[Start]

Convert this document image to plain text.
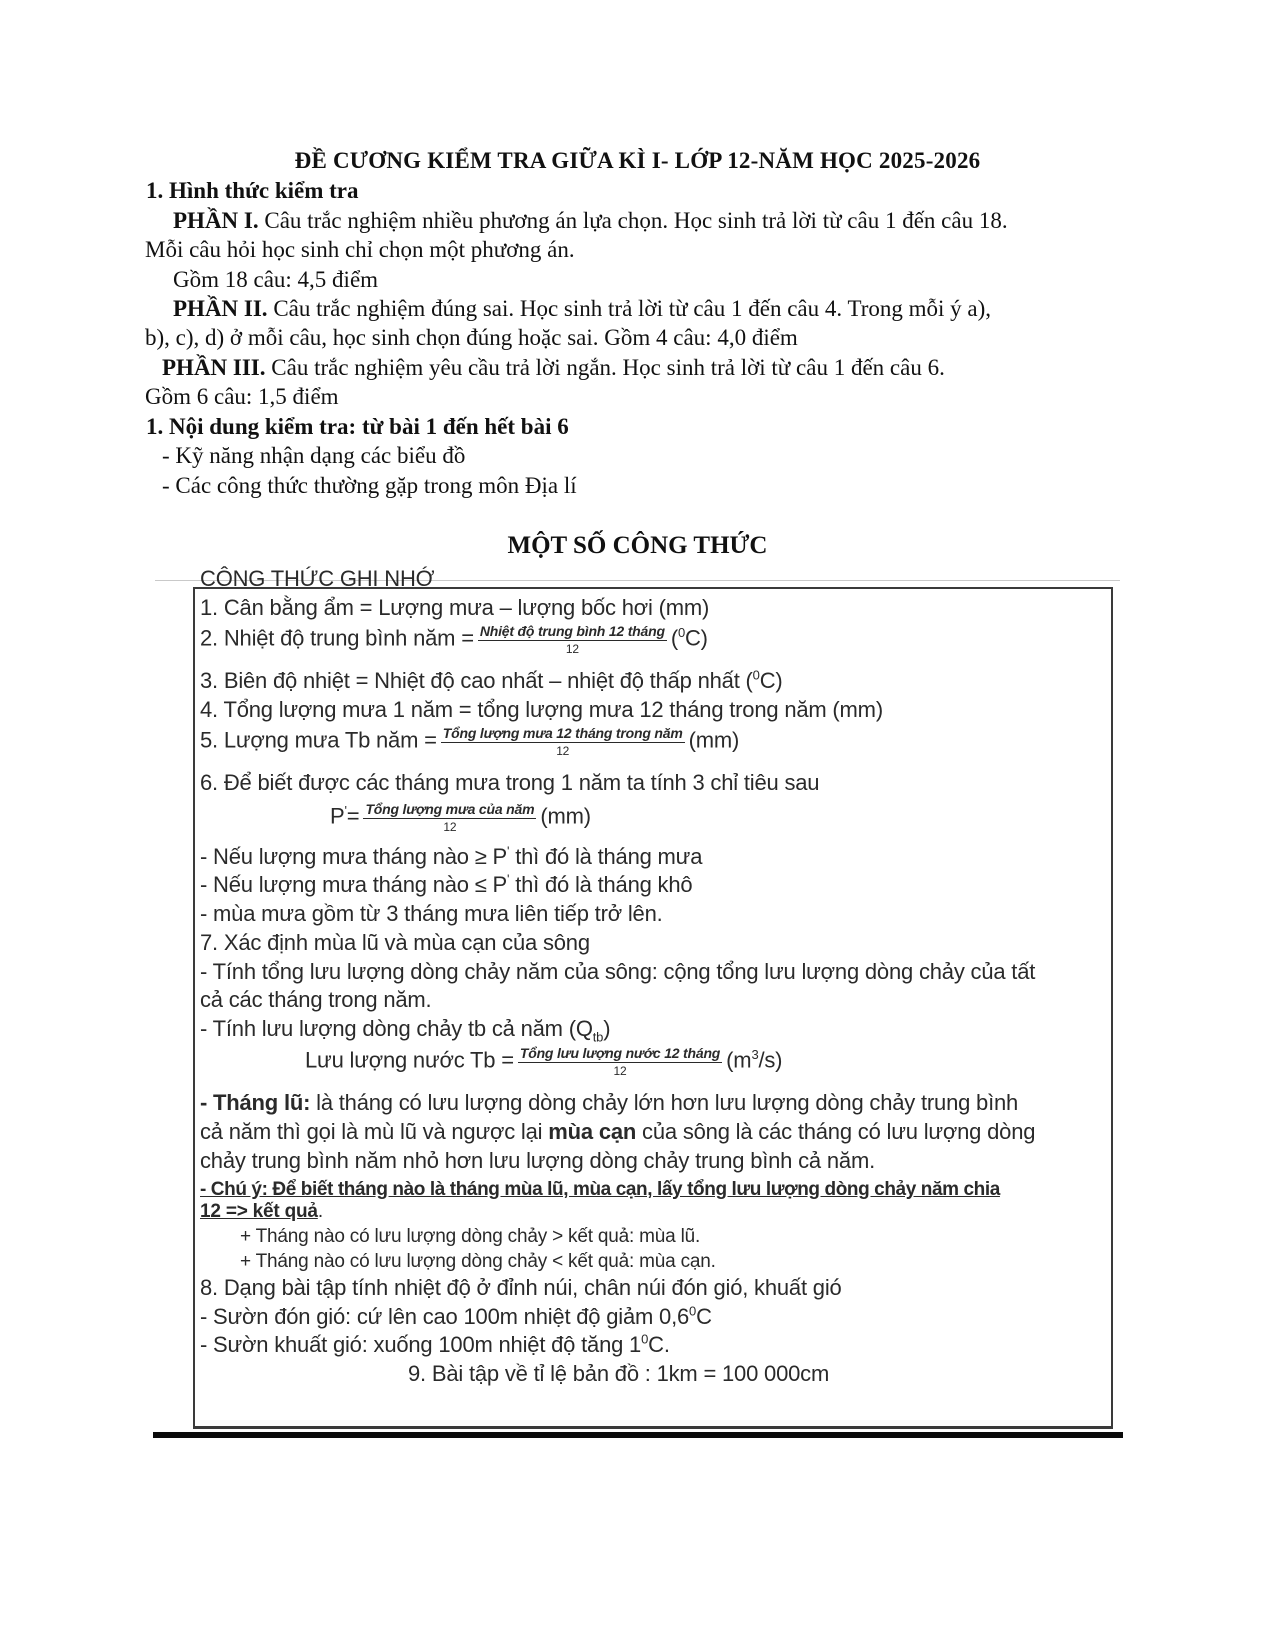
ĐỀ CƯƠNG KIỂM TRA GIỮA KÌ I- LỚP 12-NĂM HỌC 2025-2026
1. Hình thức kiểm tra
PHẦN I. Câu trắc nghiệm nhiều phương án lựa chọn. Học sinh trả lời từ câu 1 đến câu 18.
Mỗi câu hỏi học sinh chỉ chọn một phương án.
Gồm 18 câu: 4,5 điểm
PHẦN II. Câu trắc nghiệm đúng sai. Học sinh trả lời từ câu 1 đến câu 4. Trong mỗi ý a),
b), c), d) ở mỗi câu, học sinh chọn đúng hoặc sai. Gồm 4 câu: 4,0 điểm
PHẦN III. Câu trắc nghiệm yêu cầu trả lời ngắn. Học sinh trả lời từ câu 1 đến câu 6.
Gồm 6 câu: 1,5 điểm
1. Nội dung kiểm tra: từ bài 1 đến hết bài 6
- Kỹ năng nhận dạng các biểu đồ
- Các công thức thường gặp trong môn Địa lí
MỘT SỐ CÔNG THỨC
CÔNG THỨC GHI NHỚ
1. Cân bằng ẩm = Lượng mưa – lượng bốc hơi (mm)
2. Nhiệt độ trung bình năm = $\frac{\text{Nhiệt độ trung bình 12 tháng}}{12} (^0C)$
3. Biên độ nhiệt = Nhiệt độ cao nhất – nhiệt độ thấp nhất ($^0$C)
4. Tổng lượng mưa 1 năm = tổng lượng mưa 12 tháng trong năm (mm)
5. Lượng mưa Tb năm = $\frac{\text{Tổng lượng mưa 12 tháng trong năm}}{12} (mm)$
6. Để biết được các tháng mưa trong 1 năm ta tính 3 chỉ tiêu sau
$P'= \frac{\text{Tổng lượng mưa của năm}}{12} (mm)$
- Nếu lượng mưa tháng nào ≥ P' thì đó là tháng mưa
- Nếu lượng mưa tháng nào ≤ P' thì đó là tháng khô
- mùa mưa gồm từ 3 tháng mưa liên tiếp trở lên.
7. Xác định mùa lũ và mùa cạn của sông
- Tính tổng lưu lượng dòng chảy năm của sông: cộng tổng lưu lượng dòng chảy của tất
cả các tháng trong năm.
- Tính lưu lượng dòng chảy tb cả năm $(Q_{tb})$
Lưu lượng nước $Tb = \frac{\text{Tổng lưu lượng nước 12 tháng}}{12} (m^3/s)$
- Tháng lũ: là tháng có lưu lượng dòng chảy lớn hơn lưu lượng dòng chảy trung bình
cả năm thì gọi là mù lũ và ngược lại mùa cạn của sông là các tháng có lưu lượng dòng
chảy trung bình năm nhỏ hơn lưu lượng dòng chảy trung bình cả năm.
- Chú ý: Để biết tháng nào là tháng mùa lũ, mùa cạn, lấy tổng lưu lượng dòng chảy năm chia
12 => kết quả.
+ Tháng nào có lưu lượng dòng chảy > kết quả: mùa lũ.
+ Tháng nào có lưu lượng dòng chảy < kết quả: mùa cạn.
8. Dạng bài tập tính nhiệt độ ở đỉnh núi, chân núi đón gió, khuất gió
- Sườn đón gió: cứ lên cao 100m nhiệt độ giảm $0,6^0C$
- Sườn khuất gió: xuống 100m nhiệt độ tăng $1^0C$.
9. Bài tập về tỉ lệ bản đồ : 1km = 100 000cm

[End]

Keep the pictures out of the copy and return the rest of the data above exactly.

Convert this document image to plain text.
ĐỀ CƯƠNG KIỂM TRA GIỮA KÌ I- LỚP 12-NĂM HỌC 2025-2026
1. Hình thức kiểm tra
PHẦN I. Câu trắc nghiệm nhiều phương án lựa chọn. Học sinh trả lời từ câu 1 đến câu 18.
Mỗi câu hỏi học sinh chỉ chọn một phương án.
Gồm 18 câu: 4,5 điểm
PHẦN II. Câu trắc nghiệm đúng sai. Học sinh trả lời từ câu 1 đến câu 4. Trong mỗi ý a),
b), c), d) ở mỗi câu, học sinh chọn đúng hoặc sai. Gồm 4 câu: 4,0 điểm
PHẦN III. Câu trắc nghiệm yêu cầu trả lời ngắn. Học sinh trả lời từ câu 1 đến câu 6.
Gồm 6 câu: 1,5 điểm
1. Nội dung kiểm tra: từ bài 1 đến hết bài 6
- Kỹ năng nhận dạng các biểu đồ
- Các công thức thường gặp trong môn Địa lí
MỘT SỐ CÔNG THỨC
CÔNG THỨC GHI NHỚ
1. Cân bằng ẩm = Lượng mưa – lượng bốc hơi (mm)
2. Nhiệt độ trung bình năm = $\frac{\text{Nhiệt độ trung bình 12 tháng}}{12} (^0C)$
3. Biên độ nhiệt = Nhiệt độ cao nhất – nhiệt độ thấp nhất ($^0$C)
4. Tổng lượng mưa 1 năm = tổng lượng mưa 12 tháng trong năm (mm)
5. Lượng mưa Tb năm = $\frac{\text{Tổng lượng mưa 12 tháng trong năm}}{12} (mm)$
6. Để biết được các tháng mưa trong 1 năm ta tính 3 chỉ tiêu sau
$P'= \frac{\text{Tổng lượng mưa của năm}}{12} (mm)$
- Nếu lượng mưa tháng nào ≥ P' thì đó là tháng mưa
- Nếu lượng mưa tháng nào ≤ P' thì đó là tháng khô
- mùa mưa gồm từ 3 tháng mưa liên tiếp trở lên.
7. Xác định mùa lũ và mùa cạn của sông
- Tính tổng lưu lượng dòng chảy năm của sông: cộng tổng lưu lượng dòng chảy của tất
cả các tháng trong năm.
- Tính lưu lượng dòng chảy tb cả năm $(Q_{tb})$
Lưu lượng nước $Tb = \frac{\text{Tổng lưu lượng nước 12 tháng}}{12} (m^3/s)$
- Tháng lũ: là tháng có lưu lượng dòng chảy lớn hơn lưu lượng dòng chảy trung bình
cả năm thì gọi là mù lũ và ngược lại mùa cạn của sông là các tháng có lưu lượng dòng
chảy trung bình năm nhỏ hơn lưu lượng dòng chảy trung bình cả năm.
- Chú ý: Để biết tháng nào là tháng mùa lũ, mùa cạn, lấy tổng lưu lượng dòng chảy năm chia
12 => kết quả.
+ Tháng nào có lưu lượng dòng chảy > kết quả: mùa lũ.
+ Tháng nào có lưu lượng dòng chảy < kết quả: mùa cạn.
8. Dạng bài tập tính nhiệt độ ở đỉnh núi, chân núi đón gió, khuất gió
- Sườn đón gió: cứ lên cao 100m nhiệt độ giảm $0,6^0C$
- Sườn khuất gió: xuống 100m nhiệt độ tăng $1^0C$.
9. Bài tập về tỉ lệ bản đồ : 1km = 100 000cm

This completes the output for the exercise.